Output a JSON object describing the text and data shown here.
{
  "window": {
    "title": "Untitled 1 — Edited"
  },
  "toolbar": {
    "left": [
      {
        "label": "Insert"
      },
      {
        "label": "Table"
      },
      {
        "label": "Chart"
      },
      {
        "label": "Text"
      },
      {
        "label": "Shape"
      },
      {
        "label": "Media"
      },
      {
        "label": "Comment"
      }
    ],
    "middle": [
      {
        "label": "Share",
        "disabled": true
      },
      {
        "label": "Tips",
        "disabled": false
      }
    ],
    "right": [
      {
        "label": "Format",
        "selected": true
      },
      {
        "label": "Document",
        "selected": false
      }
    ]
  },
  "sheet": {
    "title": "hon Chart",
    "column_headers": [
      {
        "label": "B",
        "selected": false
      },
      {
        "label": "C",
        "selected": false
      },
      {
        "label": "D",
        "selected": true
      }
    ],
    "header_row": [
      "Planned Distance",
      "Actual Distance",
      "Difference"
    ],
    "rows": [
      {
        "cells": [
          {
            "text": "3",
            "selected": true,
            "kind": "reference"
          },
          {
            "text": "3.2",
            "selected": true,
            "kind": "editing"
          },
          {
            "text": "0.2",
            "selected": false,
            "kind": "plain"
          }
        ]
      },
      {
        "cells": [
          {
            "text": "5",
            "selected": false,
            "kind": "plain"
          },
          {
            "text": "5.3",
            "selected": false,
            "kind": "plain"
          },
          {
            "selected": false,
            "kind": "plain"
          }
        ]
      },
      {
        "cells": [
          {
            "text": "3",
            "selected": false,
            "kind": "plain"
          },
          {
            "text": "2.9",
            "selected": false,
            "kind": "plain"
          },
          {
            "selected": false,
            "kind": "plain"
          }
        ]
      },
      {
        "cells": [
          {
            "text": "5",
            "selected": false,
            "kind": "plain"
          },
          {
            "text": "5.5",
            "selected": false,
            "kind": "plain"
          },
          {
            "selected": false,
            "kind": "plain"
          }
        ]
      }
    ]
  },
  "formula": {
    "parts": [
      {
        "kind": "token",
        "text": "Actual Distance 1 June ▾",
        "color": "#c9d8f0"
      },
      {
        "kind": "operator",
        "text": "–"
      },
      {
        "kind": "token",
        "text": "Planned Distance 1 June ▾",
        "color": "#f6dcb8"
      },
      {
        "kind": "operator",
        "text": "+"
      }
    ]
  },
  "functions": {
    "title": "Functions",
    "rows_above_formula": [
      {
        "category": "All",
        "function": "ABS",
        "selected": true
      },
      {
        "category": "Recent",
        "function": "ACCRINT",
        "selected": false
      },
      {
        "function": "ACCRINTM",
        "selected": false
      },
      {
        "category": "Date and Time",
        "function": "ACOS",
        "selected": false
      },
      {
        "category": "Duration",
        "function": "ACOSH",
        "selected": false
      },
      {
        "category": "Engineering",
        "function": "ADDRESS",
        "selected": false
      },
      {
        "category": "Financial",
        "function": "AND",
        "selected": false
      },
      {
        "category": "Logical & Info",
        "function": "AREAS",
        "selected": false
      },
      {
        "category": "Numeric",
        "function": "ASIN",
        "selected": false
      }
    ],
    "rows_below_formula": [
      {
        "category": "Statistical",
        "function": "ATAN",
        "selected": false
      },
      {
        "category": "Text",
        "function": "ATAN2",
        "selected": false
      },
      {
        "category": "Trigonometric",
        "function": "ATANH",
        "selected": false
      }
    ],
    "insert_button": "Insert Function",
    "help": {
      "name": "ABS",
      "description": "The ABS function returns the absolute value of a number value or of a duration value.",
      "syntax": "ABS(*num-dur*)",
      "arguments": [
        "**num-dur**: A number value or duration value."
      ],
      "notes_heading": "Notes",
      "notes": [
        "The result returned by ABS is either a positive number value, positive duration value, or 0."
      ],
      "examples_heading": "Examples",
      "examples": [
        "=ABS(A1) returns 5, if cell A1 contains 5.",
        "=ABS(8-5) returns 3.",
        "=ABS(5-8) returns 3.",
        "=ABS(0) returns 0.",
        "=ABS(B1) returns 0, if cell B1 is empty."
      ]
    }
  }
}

___

▶ _Objective_
Each record must be returned exactly as it is written.

▶ _Worked answer_
Output a JSON object describing the text and data shown here.
{
  "window": {
    "title": "Untitled 1 — Edited"
  },
  "toolbar": {
    "left": [
      {
        "label": "Insert"
      },
      {
        "label": "Table"
      },
      {
        "label": "Chart"
      },
      {
        "label": "Text"
      },
      {
        "label": "Shape"
      },
      {
        "label": "Media"
      },
      {
        "label": "Comment"
      }
    ],
    "middle": [
      {
        "label": "Share",
        "disabled": true
      },
      {
        "label": "Tips",
        "disabled": false
      }
    ],
    "right": [
      {
        "label": "Format",
        "selected": true
      },
      {
        "label": "Document",
        "selected": false
      }
    ]
  },
  "sheet": {
    "title": "hon Chart",
    "column_headers": [
      {
        "label": "B",
        "selected": false
      },
      {
        "label": "C",
        "selected": false
      },
      {
        "label": "D",
        "selected": true
      }
    ],
    "header_row": [
      "Planned Distance",
      "Actual Distance",
      "Difference"
    ],
    "rows": [
      {
        "cells": [
          {
            "text": "3",
            "selected": true,
            "kind": "reference"
          },
          {
            "text": "3.2",
            "selected": true,
            "kind": "editing"
          },
          {
            "text": "0.2",
            "selected": false,
            "kind": "plain"
          }
        ]
      },
      {
        "cells": [
          {
            "text": "5",
            "selected": false,
            "kind": "plain"
          },
          {
            "text": "5.3",
            "selected": false,
            "kind": "plain"
          },
          {
            "selected": false,
            "kind": "plain"
          }
        ]
      },
      {
        "cells": [
          {
            "text": "3",
            "selected": false,
            "kind": "plain"
          },
          {
            "text": "2.9",
            "selected": false,
            "kind": "plain"
          },
          {
            "selected": false,
            "kind": "plain"
          }
        ]
      },
      {
        "cells": [
          {
            "text": "5",
            "selected": false,
            "kind": "plain"
          },
          {
            "text": "5.5",
            "selected": false,
            "kind": "plain"
          },
          {
            "selected": false,
            "kind": "plain"
          }
        ]
      }
    ]
  },
  "formula": {
    "parts": [
      {
        "kind": "token",
        "text": "Actual Distance 1 June ▾",
        "color": "#c9d8f0"
      },
      {
        "kind": "operator",
        "text": "–"
      },
      {
        "kind": "token",
        "text": "Planned Distance 1 June ▾",
        "color": "#f6dcb8"
      },
      {
        "kind": "operator",
        "text": "+"
      }
    ]
  },
  "functions": {
    "title": "Functions",
    "rows_above_formula": [
      {
        "category": "All",
        "function": "ABS",
        "selected": true
      },
      {
        "category": "Recent",
        "function": "ACCRINT",
        "selected": false
      },
      {
        "function": "ACCRINTM",
        "selected": false
      },
      {
        "category": "Date and Time",
        "function": "ACOS",
        "selected": false
      },
      {
        "category": "Duration",
        "function": "ACOSH",
        "selected": false
      },
      {
        "category": "Engineering",
        "function": "ADDRESS",
        "selected": false
      },
      {
        "category": "Financial",
        "function": "AND",
        "selected": false
      },
      {
        "category": "Logical & Info",
        "function": "AREAS",
        "selected": false
      },
      {
        "category": "Numeric",
        "function": "ASIN",
        "selected": false
      }
    ],
    "rows_below_formula": [
      {
        "category": "Statistical",
        "function": "ATAN",
        "selected": false
      },
      {
        "category": "Text",
        "function": "ATAN2",
        "selected": false
      },
      {
        "category": "Trigonometric",
        "function": "ATANH",
        "selected": false
      }
    ],
    "insert_button": "Insert Function",
    "help": {
      "name": "ABS",
      "description": "The ABS function returns the absolute value of a number value or of a duration value.",
      "syntax": "ABS(*num-dur*)",
      "arguments": [
        "**num-dur**: A number value or duration value."
      ],
      "notes_heading": "Notes",
      "notes": [
        "The result returned by ABS is either a positive number value, positive duration value, or 0."
      ],
      "examples_heading": "Examples",
      "examples": [
        "=ABS(A1) returns 5, if cell A1 contains 5.",
        "=ABS(8-5) returns 3.",
        "=ABS(5-8) returns 3.",
        "=ABS(0) returns 0.",
        "=ABS(B1) returns 0, if cell B1 is empty."
      ]
    }
  }
}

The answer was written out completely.